▸ **Given entries**:
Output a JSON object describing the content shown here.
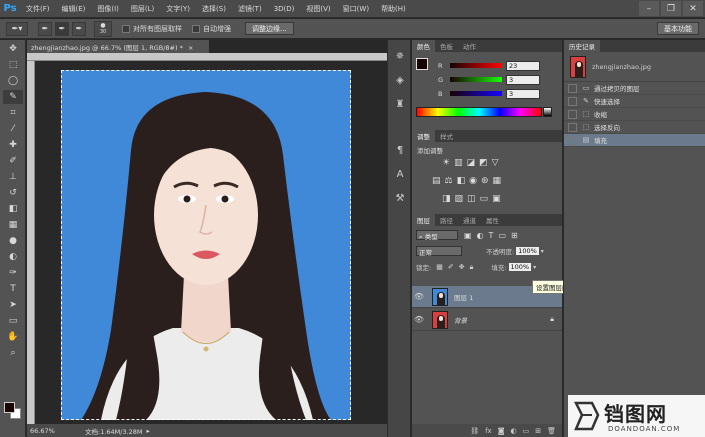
{
  "app": {
    "logo": "Ps"
  },
  "menu": [
    "文件(F)",
    "编辑(E)",
    "图像(I)",
    "图层(L)",
    "文字(Y)",
    "选择(S)",
    "滤镜(T)",
    "3D(D)",
    "视图(V)",
    "窗口(W)",
    "帮助(H)"
  ],
  "window_controls": [
    "minimize",
    "restore",
    "close"
  ],
  "options": {
    "brush_size": "30",
    "sample_all_label": "对所有图层取样",
    "auto_enhance_label": "自动增强",
    "refine_edge_label": "调整边缘...",
    "workspace_label": "基本功能"
  },
  "tools": [
    "move-icon",
    "marquee-icon",
    "lasso-icon",
    "quick-select-icon",
    "crop-icon",
    "eyedropper-icon",
    "healing-icon",
    "brush-icon",
    "stamp-icon",
    "history-brush-icon",
    "eraser-icon",
    "gradient-icon",
    "blur-icon",
    "dodge-icon",
    "pen-icon",
    "type-icon",
    "path-select-icon",
    "shape-icon",
    "hand-icon",
    "zoom-icon"
  ],
  "document": {
    "tab_title": "zhengjianzhao.jpg @ 66.7% (图层 1, RGB/8#) *",
    "zoom": "66.67%",
    "doc_info": "文档:1.64M/3.28M"
  },
  "color_panel": {
    "tabs": [
      "颜色",
      "色板",
      "动作"
    ],
    "active_tab": "颜色",
    "sliders": [
      {
        "label": "R",
        "value": "23"
      },
      {
        "label": "G",
        "value": "3"
      },
      {
        "label": "B",
        "value": "3"
      }
    ],
    "fg_color": "#170303"
  },
  "adjust_panel": {
    "tabs": [
      "调整",
      "样式"
    ],
    "active_tab": "调整",
    "add_label": "添加调整"
  },
  "layers_panel": {
    "tabs": [
      "图层",
      "路径",
      "通道",
      "属性"
    ],
    "active_tab": "图层",
    "kind_label": "类型",
    "blend_mode": "正常",
    "opacity_label": "不透明度:",
    "opacity_value": "100%",
    "lock_label": "锁定:",
    "fill_label": "填充:",
    "fill_value": "100%",
    "tooltip": "设置图层的内部不透明度",
    "layers": [
      {
        "name": "图层 1",
        "active": true
      },
      {
        "name": "背景",
        "active": false
      }
    ]
  },
  "history_panel": {
    "title": "历史记录",
    "snapshot": "zhengjianzhao.jpg",
    "items": [
      {
        "label": "通过拷贝的图层",
        "icon": "layer-icon",
        "active": false
      },
      {
        "label": "快速选择",
        "icon": "quick-select-icon",
        "active": false
      },
      {
        "label": "收缩",
        "icon": "selection-icon",
        "active": false
      },
      {
        "label": "选择反向",
        "icon": "selection-icon",
        "active": false
      },
      {
        "label": "填充",
        "icon": "fill-icon",
        "active": true
      }
    ]
  },
  "watermark": {
    "brand": "铛图网",
    "domain": "DOANDOAN.COM"
  }
}
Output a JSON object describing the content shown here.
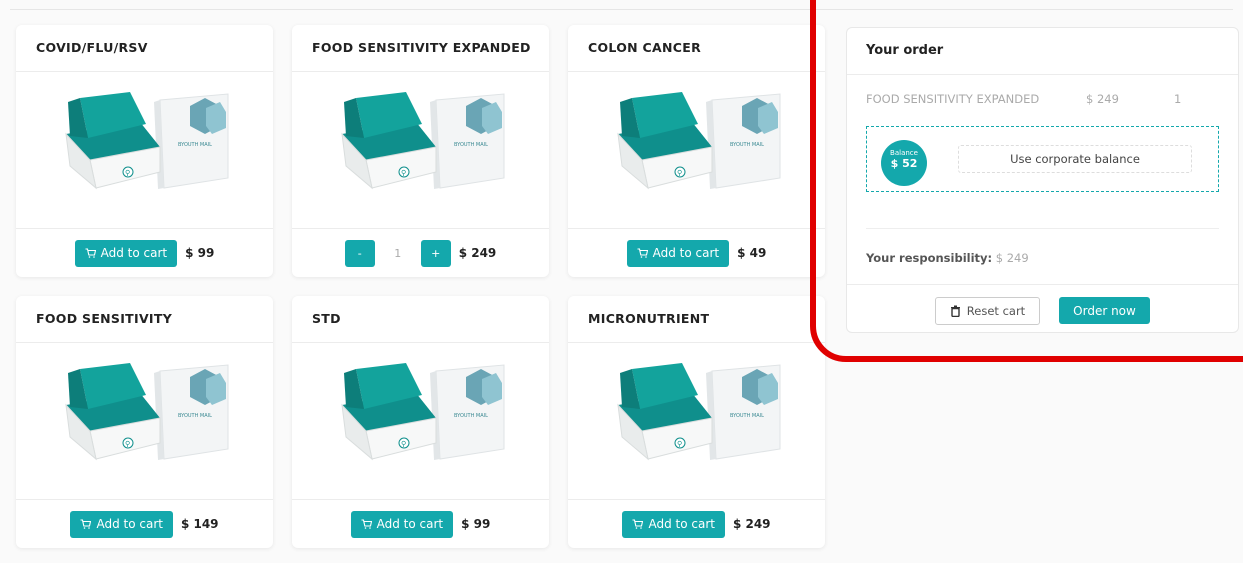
{
  "products": [
    {
      "name": "COVID/FLU/RSV",
      "button": "Add to cart",
      "price": "$ 99",
      "in_cart": false
    },
    {
      "name": "FOOD SENSITIVITY EXPANDED",
      "price": "$ 249",
      "in_cart": true,
      "minus": "-",
      "qty": "1",
      "plus": "+"
    },
    {
      "name": "COLON CANCER",
      "button": "Add to cart",
      "price": "$ 49",
      "in_cart": false
    },
    {
      "name": "FOOD SENSITIVITY",
      "button": "Add to cart",
      "price": "$ 149",
      "in_cart": false
    },
    {
      "name": "STD",
      "button": "Add to cart",
      "price": "$ 99",
      "in_cart": false
    },
    {
      "name": "MICRONUTRIENT",
      "button": "Add to cart",
      "price": "$ 249",
      "in_cart": false
    }
  ],
  "order": {
    "title": "Your order",
    "item_name": "FOOD SENSITIVITY EXPANDED",
    "item_price": "$ 249",
    "item_qty": "1",
    "balance_label": "Balance",
    "balance_amount": "$ 52",
    "use_balance": "Use corporate balance",
    "responsibility_label": "Your responsibility:",
    "responsibility_value": "$ 249",
    "reset": "Reset cart",
    "order_now": "Order now"
  },
  "brand_text": "BYOUTH MAIL",
  "colors": {
    "accent": "#14a8ac",
    "highlight": "#e00000"
  }
}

▸ **Prompt**: Set the pictures aside and transcribe the data above exactly.

▸ **Solution to this task**:
Output a JSON object describing the content shown here.
{
  "app": {
    "logo": "Ps"
  },
  "menu": [
    "文件(F)",
    "编辑(E)",
    "图像(I)",
    "图层(L)",
    "文字(Y)",
    "选择(S)",
    "滤镜(T)",
    "3D(D)",
    "视图(V)",
    "窗口(W)",
    "帮助(H)"
  ],
  "window_controls": [
    "minimize",
    "restore",
    "close"
  ],
  "options": {
    "brush_size": "30",
    "sample_all_label": "对所有图层取样",
    "auto_enhance_label": "自动增强",
    "refine_edge_label": "调整边缘...",
    "workspace_label": "基本功能"
  },
  "tools": [
    "move-icon",
    "marquee-icon",
    "lasso-icon",
    "quick-select-icon",
    "crop-icon",
    "eyedropper-icon",
    "healing-icon",
    "brush-icon",
    "stamp-icon",
    "history-brush-icon",
    "eraser-icon",
    "gradient-icon",
    "blur-icon",
    "dodge-icon",
    "pen-icon",
    "type-icon",
    "path-select-icon",
    "shape-icon",
    "hand-icon",
    "zoom-icon"
  ],
  "document": {
    "tab_title": "zhengjianzhao.jpg @ 66.7% (图层 1, RGB/8#) *",
    "zoom": "66.67%",
    "doc_info": "文档:1.64M/3.28M"
  },
  "color_panel": {
    "tabs": [
      "颜色",
      "色板",
      "动作"
    ],
    "active_tab": "颜色",
    "sliders": [
      {
        "label": "R",
        "value": "23"
      },
      {
        "label": "G",
        "value": "3"
      },
      {
        "label": "B",
        "value": "3"
      }
    ],
    "fg_color": "#170303"
  },
  "adjust_panel": {
    "tabs": [
      "调整",
      "样式"
    ],
    "active_tab": "调整",
    "add_label": "添加调整"
  },
  "layers_panel": {
    "tabs": [
      "图层",
      "路径",
      "通道",
      "属性"
    ],
    "active_tab": "图层",
    "kind_label": "类型",
    "blend_mode": "正常",
    "opacity_label": "不透明度:",
    "opacity_value": "100%",
    "lock_label": "锁定:",
    "fill_label": "填充:",
    "fill_value": "100%",
    "tooltip": "设置图层的内部不透明度",
    "layers": [
      {
        "name": "图层 1",
        "active": true
      },
      {
        "name": "背景",
        "active": false
      }
    ]
  },
  "history_panel": {
    "title": "历史记录",
    "snapshot": "zhengjianzhao.jpg",
    "items": [
      {
        "label": "通过拷贝的图层",
        "icon": "layer-icon",
        "active": false
      },
      {
        "label": "快速选择",
        "icon": "quick-select-icon",
        "active": false
      },
      {
        "label": "收缩",
        "icon": "selection-icon",
        "active": false
      },
      {
        "label": "选择反向",
        "icon": "selection-icon",
        "active": false
      },
      {
        "label": "填充",
        "icon": "fill-icon",
        "active": true
      }
    ]
  },
  "watermark": {
    "brand": "铛图网",
    "domain": "DOANDOAN.COM"
  }
}
Output a JSON object describing the content shown here.
{
  "products": [
    {
      "name": "COVID/FLU/RSV",
      "button": "Add to cart",
      "price": "$ 99",
      "in_cart": false
    },
    {
      "name": "FOOD SENSITIVITY EXPANDED",
      "price": "$ 249",
      "in_cart": true,
      "minus": "-",
      "qty": "1",
      "plus": "+"
    },
    {
      "name": "COLON CANCER",
      "button": "Add to cart",
      "price": "$ 49",
      "in_cart": false
    },
    {
      "name": "FOOD SENSITIVITY",
      "button": "Add to cart",
      "price": "$ 149",
      "in_cart": false
    },
    {
      "name": "STD",
      "button": "Add to cart",
      "price": "$ 99",
      "in_cart": false
    },
    {
      "name": "MICRONUTRIENT",
      "button": "Add to cart",
      "price": "$ 249",
      "in_cart": false
    }
  ],
  "order": {
    "title": "Your order",
    "item_name": "FOOD SENSITIVITY EXPANDED",
    "item_price": "$ 249",
    "item_qty": "1",
    "balance_label": "Balance",
    "balance_amount": "$ 52",
    "use_balance": "Use corporate balance",
    "responsibility_label": "Your responsibility:",
    "responsibility_value": "$ 249",
    "reset": "Reset cart",
    "order_now": "Order now"
  },
  "brand_text": "BYOUTH MAIL",
  "colors": {
    "accent": "#14a8ac",
    "highlight": "#e00000"
  }
}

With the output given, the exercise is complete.